• **Data records**:
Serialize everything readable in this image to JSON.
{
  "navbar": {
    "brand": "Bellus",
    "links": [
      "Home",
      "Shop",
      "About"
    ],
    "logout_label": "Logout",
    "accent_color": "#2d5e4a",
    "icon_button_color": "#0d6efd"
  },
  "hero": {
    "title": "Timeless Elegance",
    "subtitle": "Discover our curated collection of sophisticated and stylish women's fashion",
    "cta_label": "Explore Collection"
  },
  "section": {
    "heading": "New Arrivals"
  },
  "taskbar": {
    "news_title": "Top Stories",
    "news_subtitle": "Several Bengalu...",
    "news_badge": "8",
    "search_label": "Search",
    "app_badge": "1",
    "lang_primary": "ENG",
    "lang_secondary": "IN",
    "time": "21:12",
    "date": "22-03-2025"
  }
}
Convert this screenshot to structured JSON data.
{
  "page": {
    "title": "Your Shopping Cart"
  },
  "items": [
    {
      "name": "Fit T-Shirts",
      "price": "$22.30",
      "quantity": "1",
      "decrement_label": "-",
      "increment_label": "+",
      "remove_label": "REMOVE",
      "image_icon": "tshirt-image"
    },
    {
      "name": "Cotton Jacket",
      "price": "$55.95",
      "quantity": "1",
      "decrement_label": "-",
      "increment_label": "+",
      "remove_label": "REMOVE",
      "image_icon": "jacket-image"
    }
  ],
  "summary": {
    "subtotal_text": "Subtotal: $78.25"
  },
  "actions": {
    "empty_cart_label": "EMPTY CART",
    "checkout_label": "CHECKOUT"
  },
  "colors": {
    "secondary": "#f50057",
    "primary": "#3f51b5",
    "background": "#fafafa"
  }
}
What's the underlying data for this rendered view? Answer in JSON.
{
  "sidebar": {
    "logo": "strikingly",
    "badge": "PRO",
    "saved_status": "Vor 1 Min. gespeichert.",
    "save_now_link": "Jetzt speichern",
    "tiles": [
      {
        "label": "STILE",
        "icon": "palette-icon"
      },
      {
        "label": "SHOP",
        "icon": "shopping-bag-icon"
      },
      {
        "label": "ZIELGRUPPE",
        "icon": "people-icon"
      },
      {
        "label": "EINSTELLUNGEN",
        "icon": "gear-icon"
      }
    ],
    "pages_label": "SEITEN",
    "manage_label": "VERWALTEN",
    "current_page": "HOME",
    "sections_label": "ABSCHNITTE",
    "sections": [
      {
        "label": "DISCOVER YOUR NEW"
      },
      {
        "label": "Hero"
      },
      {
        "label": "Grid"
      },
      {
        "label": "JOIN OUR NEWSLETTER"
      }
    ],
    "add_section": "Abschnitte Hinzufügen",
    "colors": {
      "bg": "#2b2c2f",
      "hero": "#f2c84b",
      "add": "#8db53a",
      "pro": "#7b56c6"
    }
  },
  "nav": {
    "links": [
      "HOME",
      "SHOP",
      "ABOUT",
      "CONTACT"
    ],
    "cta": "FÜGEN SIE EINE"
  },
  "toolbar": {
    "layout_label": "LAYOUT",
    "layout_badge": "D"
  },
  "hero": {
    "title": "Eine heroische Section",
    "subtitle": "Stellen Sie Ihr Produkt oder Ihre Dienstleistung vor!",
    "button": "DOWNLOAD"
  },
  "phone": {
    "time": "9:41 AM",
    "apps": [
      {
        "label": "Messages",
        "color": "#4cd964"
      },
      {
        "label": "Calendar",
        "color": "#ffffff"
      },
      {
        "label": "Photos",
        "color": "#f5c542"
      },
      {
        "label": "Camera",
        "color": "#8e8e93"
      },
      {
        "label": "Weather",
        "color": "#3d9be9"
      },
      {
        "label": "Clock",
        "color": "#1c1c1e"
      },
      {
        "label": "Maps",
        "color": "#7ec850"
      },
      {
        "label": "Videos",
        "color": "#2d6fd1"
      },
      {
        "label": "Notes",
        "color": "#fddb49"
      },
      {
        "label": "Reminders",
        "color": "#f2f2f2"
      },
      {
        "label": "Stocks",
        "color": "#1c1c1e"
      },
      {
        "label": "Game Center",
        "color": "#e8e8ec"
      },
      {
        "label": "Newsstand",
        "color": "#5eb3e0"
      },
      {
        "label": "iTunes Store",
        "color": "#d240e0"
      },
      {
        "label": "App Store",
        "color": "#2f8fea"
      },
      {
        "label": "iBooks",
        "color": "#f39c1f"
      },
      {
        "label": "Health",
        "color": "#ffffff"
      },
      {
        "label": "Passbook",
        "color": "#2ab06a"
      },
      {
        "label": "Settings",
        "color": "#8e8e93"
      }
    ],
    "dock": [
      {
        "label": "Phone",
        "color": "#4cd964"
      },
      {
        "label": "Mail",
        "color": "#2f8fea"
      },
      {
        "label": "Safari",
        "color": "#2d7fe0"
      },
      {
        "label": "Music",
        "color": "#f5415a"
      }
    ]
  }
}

• **Set problem**: Extract all the material, leaving every line as it is.

• **Result of the exercise**:
Serialize everything readable in this image to JSON.
{
  "navbar": {
    "brand": "Bellus",
    "links": [
      "Home",
      "Shop",
      "About"
    ],
    "logout_label": "Logout",
    "accent_color": "#2d5e4a",
    "icon_button_color": "#0d6efd"
  },
  "hero": {
    "title": "Timeless Elegance",
    "subtitle": "Discover our curated collection of sophisticated and stylish women's fashion",
    "cta_label": "Explore Collection"
  },
  "section": {
    "heading": "New Arrivals"
  },
  "taskbar": {
    "news_title": "Top Stories",
    "news_subtitle": "Several Bengalu...",
    "news_badge": "8",
    "search_label": "Search",
    "app_badge": "1",
    "lang_primary": "ENG",
    "lang_secondary": "IN",
    "time": "21:12",
    "date": "22-03-2025"
  }
}
Convert this screenshot to structured JSON data.
{
  "page": {
    "title": "Your Shopping Cart"
  },
  "items": [
    {
      "name": "Fit T-Shirts",
      "price": "$22.30",
      "quantity": "1",
      "decrement_label": "-",
      "increment_label": "+",
      "remove_label": "REMOVE",
      "image_icon": "tshirt-image"
    },
    {
      "name": "Cotton Jacket",
      "price": "$55.95",
      "quantity": "1",
      "decrement_label": "-",
      "increment_label": "+",
      "remove_label": "REMOVE",
      "image_icon": "jacket-image"
    }
  ],
  "summary": {
    "subtotal_text": "Subtotal: $78.25"
  },
  "actions": {
    "empty_cart_label": "EMPTY CART",
    "checkout_label": "CHECKOUT"
  },
  "colors": {
    "secondary": "#f50057",
    "primary": "#3f51b5",
    "background": "#fafafa"
  }
}
What's the underlying data for this rendered view? Answer in JSON.
{
  "sidebar": {
    "logo": "strikingly",
    "badge": "PRO",
    "saved_status": "Vor 1 Min. gespeichert.",
    "save_now_link": "Jetzt speichern",
    "tiles": [
      {
        "label": "STILE",
        "icon": "palette-icon"
      },
      {
        "label": "SHOP",
        "icon": "shopping-bag-icon"
      },
      {
        "label": "ZIELGRUPPE",
        "icon": "people-icon"
      },
      {
        "label": "EINSTELLUNGEN",
        "icon": "gear-icon"
      }
    ],
    "pages_label": "SEITEN",
    "manage_label": "VERWALTEN",
    "current_page": "HOME",
    "sections_label": "ABSCHNITTE",
    "sections": [
      {
        "label": "DISCOVER YOUR NEW"
      },
      {
        "label": "Hero"
      },
      {
        "label": "Grid"
      },
      {
        "label": "JOIN OUR NEWSLETTER"
      }
    ],
    "add_section": "Abschnitte Hinzufügen",
    "colors": {
      "bg": "#2b2c2f",
      "hero": "#f2c84b",
      "add": "#8db53a",
      "pro": "#7b56c6"
    }
  },
  "nav": {
    "links": [
      "HOME",
      "SHOP",
      "ABOUT",
      "CONTACT"
    ],
    "cta": "FÜGEN SIE EINE"
  },
  "toolbar": {
    "layout_label": "LAYOUT",
    "layout_badge": "D"
  },
  "hero": {
    "title": "Eine heroische Section",
    "subtitle": "Stellen Sie Ihr Produkt oder Ihre Dienstleistung vor!",
    "button": "DOWNLOAD"
  },
  "phone": {
    "time": "9:41 AM",
    "apps": [
      {
        "label": "Messages",
        "color": "#4cd964"
      },
      {
        "label": "Calendar",
        "color": "#ffffff"
      },
      {
        "label": "Photos",
        "color": "#f5c542"
      },
      {
        "label": "Camera",
        "color": "#8e8e93"
      },
      {
        "label": "Weather",
        "color": "#3d9be9"
      },
      {
        "label": "Clock",
        "color": "#1c1c1e"
      },
      {
        "label": "Maps",
        "color": "#7ec850"
      },
      {
        "label": "Videos",
        "color": "#2d6fd1"
      },
      {
        "label": "Notes",
        "color": "#fddb49"
      },
      {
        "label": "Reminders",
        "color": "#f2f2f2"
      },
      {
        "label": "Stocks",
        "color": "#1c1c1e"
      },
      {
        "label": "Game Center",
        "color": "#e8e8ec"
      },
      {
        "label": "Newsstand",
        "color": "#5eb3e0"
      },
      {
        "label": "iTunes Store",
        "color": "#d240e0"
      },
      {
        "label": "App Store",
        "color": "#2f8fea"
      },
      {
        "label": "iBooks",
        "color": "#f39c1f"
      },
      {
        "label": "Health",
        "color": "#ffffff"
      },
      {
        "label": "Passbook",
        "color": "#2ab06a"
      },
      {
        "label": "Settings",
        "color": "#8e8e93"
      }
    ],
    "dock": [
      {
        "label": "Phone",
        "color": "#4cd964"
      },
      {
        "label": "Mail",
        "color": "#2f8fea"
      },
      {
        "label": "Safari",
        "color": "#2d7fe0"
      },
      {
        "label": "Music",
        "color": "#f5415a"
      }
    ]
  }
}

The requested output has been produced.